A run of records
= = =

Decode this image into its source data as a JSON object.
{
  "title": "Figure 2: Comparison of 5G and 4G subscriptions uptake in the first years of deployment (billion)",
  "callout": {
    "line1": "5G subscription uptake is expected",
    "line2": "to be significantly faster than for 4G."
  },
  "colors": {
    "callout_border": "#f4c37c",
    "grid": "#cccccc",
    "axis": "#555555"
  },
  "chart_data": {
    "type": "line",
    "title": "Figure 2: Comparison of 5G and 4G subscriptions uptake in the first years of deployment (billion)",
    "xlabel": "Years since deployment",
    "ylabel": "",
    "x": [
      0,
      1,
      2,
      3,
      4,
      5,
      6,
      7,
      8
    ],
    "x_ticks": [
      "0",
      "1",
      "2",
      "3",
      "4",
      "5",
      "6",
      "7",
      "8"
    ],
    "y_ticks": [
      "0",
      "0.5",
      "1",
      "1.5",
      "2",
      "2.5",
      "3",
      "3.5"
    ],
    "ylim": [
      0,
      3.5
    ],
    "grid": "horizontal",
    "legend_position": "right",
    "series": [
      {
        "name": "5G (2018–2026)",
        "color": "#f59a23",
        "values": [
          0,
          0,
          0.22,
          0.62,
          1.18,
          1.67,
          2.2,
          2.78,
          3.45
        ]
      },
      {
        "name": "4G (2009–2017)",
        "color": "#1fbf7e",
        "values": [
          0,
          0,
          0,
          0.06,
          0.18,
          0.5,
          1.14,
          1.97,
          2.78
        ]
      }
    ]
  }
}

= = =

EXERCISE ▸
From the data above, extract every line in its exact form.

WRITTEN RESPONSE ▸
Decode this image into its source data as a JSON object.
{
  "title": "Figure 2: Comparison of 5G and 4G subscriptions uptake in the first years of deployment (billion)",
  "callout": {
    "line1": "5G subscription uptake is expected",
    "line2": "to be significantly faster than for 4G."
  },
  "colors": {
    "callout_border": "#f4c37c",
    "grid": "#cccccc",
    "axis": "#555555"
  },
  "chart_data": {
    "type": "line",
    "title": "Figure 2: Comparison of 5G and 4G subscriptions uptake in the first years of deployment (billion)",
    "xlabel": "Years since deployment",
    "ylabel": "",
    "x": [
      0,
      1,
      2,
      3,
      4,
      5,
      6,
      7,
      8
    ],
    "x_ticks": [
      "0",
      "1",
      "2",
      "3",
      "4",
      "5",
      "6",
      "7",
      "8"
    ],
    "y_ticks": [
      "0",
      "0.5",
      "1",
      "1.5",
      "2",
      "2.5",
      "3",
      "3.5"
    ],
    "ylim": [
      0,
      3.5
    ],
    "grid": "horizontal",
    "legend_position": "right",
    "series": [
      {
        "name": "5G (2018–2026)",
        "color": "#f59a23",
        "values": [
          0,
          0,
          0.22,
          0.62,
          1.18,
          1.67,
          2.2,
          2.78,
          3.45
        ]
      },
      {
        "name": "4G (2009–2017)",
        "color": "#1fbf7e",
        "values": [
          0,
          0,
          0,
          0.06,
          0.18,
          0.5,
          1.14,
          1.97,
          2.78
        ]
      }
    ]
  }
}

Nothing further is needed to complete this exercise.